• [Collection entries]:
━━━━━━

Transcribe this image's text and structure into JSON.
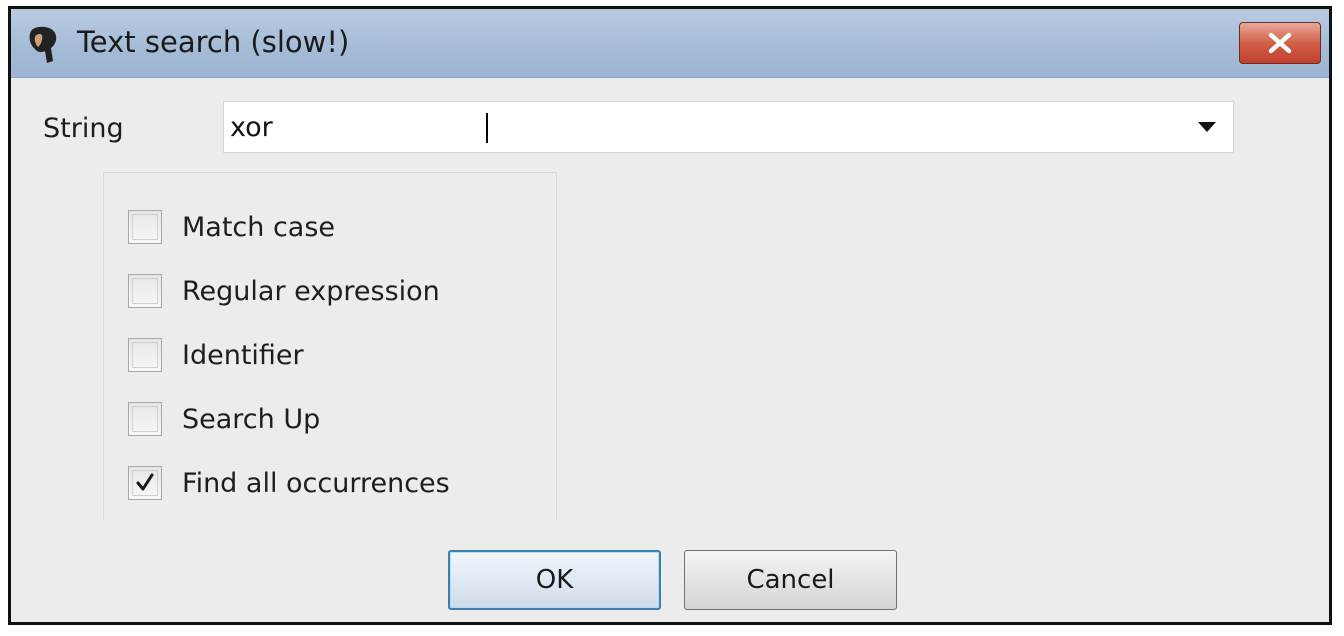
{
  "window": {
    "title": "Text search (slow!)",
    "close_label": "✕"
  },
  "form": {
    "string_label": "String",
    "string_value": "xor"
  },
  "options": [
    {
      "label": "Match case",
      "checked": false
    },
    {
      "label": "Regular expression",
      "checked": false
    },
    {
      "label": "Identifier",
      "checked": false
    },
    {
      "label": "Search Up",
      "checked": false
    },
    {
      "label": "Find all occurrences",
      "checked": true
    }
  ],
  "buttons": {
    "ok": "OK",
    "cancel": "Cancel"
  },
  "colors": {
    "titlebar": "#a4bbd6",
    "close_button": "#d2604a",
    "window_bg": "#ececec",
    "default_button_border": "#3c7fb1"
  },
  "icons": {
    "app": "app-logo-icon",
    "close": "close-icon",
    "dropdown": "dropdown-arrow-icon",
    "check": "checkmark-icon"
  }
}
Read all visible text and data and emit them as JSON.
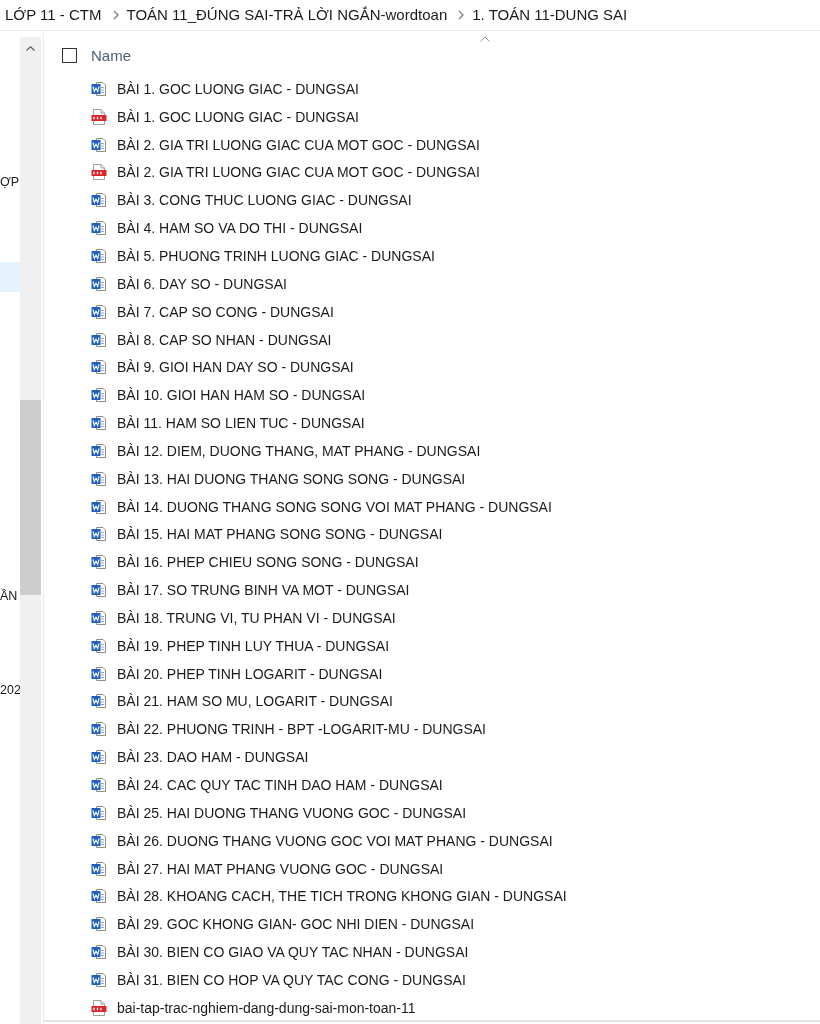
{
  "breadcrumb": {
    "items": [
      {
        "label": "LỚP 11 - CTM"
      },
      {
        "label": "TOÁN 11_ĐÚNG SAI-TRẢ LỜI NGẮN-wordtoan"
      },
      {
        "label": "1. TOÁN 11-DUNG SAI"
      }
    ]
  },
  "nav_pane": {
    "items": [
      {
        "label": "ỢP",
        "selected": false
      },
      {
        "selected": true
      },
      {
        "label": "ẦN",
        "selected": false
      },
      {
        "label": "202",
        "selected": false
      }
    ]
  },
  "file_list": {
    "select_all": {
      "checked": false
    },
    "columns": [
      {
        "label": "Name",
        "sorted": true
      }
    ],
    "rows": [
      {
        "name": "BÀI 1. GOC LUONG GIAC - DUNGSAI",
        "kind": "word"
      },
      {
        "name": "BÀI 1. GOC LUONG GIAC - DUNGSAI",
        "kind": "pdf"
      },
      {
        "name": "BÀI 2. GIA TRI LUONG GIAC CUA MOT GOC - DUNGSAI",
        "kind": "word"
      },
      {
        "name": "BÀI 2. GIA TRI LUONG GIAC CUA MOT GOC - DUNGSAI",
        "kind": "pdf"
      },
      {
        "name": "BÀI 3. CONG THUC LUONG GIAC - DUNGSAI",
        "kind": "word"
      },
      {
        "name": "BÀI 4. HAM SO VA DO THI - DUNGSAI",
        "kind": "word"
      },
      {
        "name": "BÀI 5. PHUONG TRINH LUONG GIAC - DUNGSAI",
        "kind": "word"
      },
      {
        "name": "BÀI 6. DAY SO - DUNGSAI",
        "kind": "word"
      },
      {
        "name": "BÀI 7. CAP SO CONG - DUNGSAI",
        "kind": "word"
      },
      {
        "name": "BÀI 8. CAP SO NHAN - DUNGSAI",
        "kind": "word"
      },
      {
        "name": "BÀI 9. GIOI HAN DAY SO - DUNGSAI",
        "kind": "word"
      },
      {
        "name": "BÀI 10. GIOI HAN HAM SO - DUNGSAI",
        "kind": "word"
      },
      {
        "name": "BÀI 11. HAM SO LIEN TUC - DUNGSAI",
        "kind": "word"
      },
      {
        "name": "BÀI 12. DIEM, DUONG THANG, MAT PHANG - DUNGSAI",
        "kind": "word"
      },
      {
        "name": "BÀI 13. HAI DUONG THANG SONG SONG - DUNGSAI",
        "kind": "word"
      },
      {
        "name": "BÀI 14. DUONG THANG SONG SONG VOI MAT PHANG - DUNGSAI",
        "kind": "word"
      },
      {
        "name": "BÀI 15. HAI MAT PHANG SONG SONG - DUNGSAI",
        "kind": "word"
      },
      {
        "name": "BÀI 16. PHEP CHIEU SONG SONG - DUNGSAI",
        "kind": "word"
      },
      {
        "name": "BÀI 17. SO TRUNG BINH VA MOT - DUNGSAI",
        "kind": "word"
      },
      {
        "name": "BÀI 18. TRUNG VI, TU PHAN VI - DUNGSAI",
        "kind": "word"
      },
      {
        "name": "BÀI 19. PHEP TINH LUY THUA - DUNGSAI",
        "kind": "word"
      },
      {
        "name": "BÀI 20. PHEP TINH LOGARIT - DUNGSAI",
        "kind": "word"
      },
      {
        "name": "BÀI 21. HAM SO MU, LOGARIT - DUNGSAI",
        "kind": "word"
      },
      {
        "name": "BÀI 22. PHUONG TRINH - BPT -LOGARIT-MU - DUNGSAI",
        "kind": "word"
      },
      {
        "name": "BÀI 23. DAO HAM - DUNGSAI",
        "kind": "word"
      },
      {
        "name": "BÀI 24. CAC QUY TAC TINH DAO HAM - DUNGSAI",
        "kind": "word"
      },
      {
        "name": "BÀI 25. HAI DUONG THANG VUONG GOC - DUNGSAI",
        "kind": "word"
      },
      {
        "name": "BÀI 26. DUONG THANG VUONG GOC VOI MAT PHANG - DUNGSAI",
        "kind": "word"
      },
      {
        "name": "BÀI 27. HAI MAT PHANG VUONG GOC - DUNGSAI",
        "kind": "word"
      },
      {
        "name": "BÀI 28. KHOANG CACH, THE TICH TRONG KHONG GIAN - DUNGSAI",
        "kind": "word"
      },
      {
        "name": "BÀI 29. GOC KHONG GIAN- GOC NHI DIEN - DUNGSAI",
        "kind": "word"
      },
      {
        "name": "BÀI 30. BIEN CO GIAO VA QUY TAC NHAN - DUNGSAI",
        "kind": "word"
      },
      {
        "name": "BÀI 31. BIEN CO HOP VA QUY TAC CONG - DUNGSAI",
        "kind": "word"
      },
      {
        "name": "bai-tap-trac-nghiem-dang-dung-sai-mon-toan-11",
        "kind": "pdf"
      }
    ]
  }
}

━━━━━━

• [REQUIREMENT]: Each line in the entries above that includes the string "TRUNG" should be extracted.

• [OUTPUT OF THE EXERCISE]:
        "name": "BÀI 17. SO TRUNG BINH VA MOT - DUNGSAI",
        "name": "BÀI 18. TRUNG VI, TU PHAN VI - DUNGSAI",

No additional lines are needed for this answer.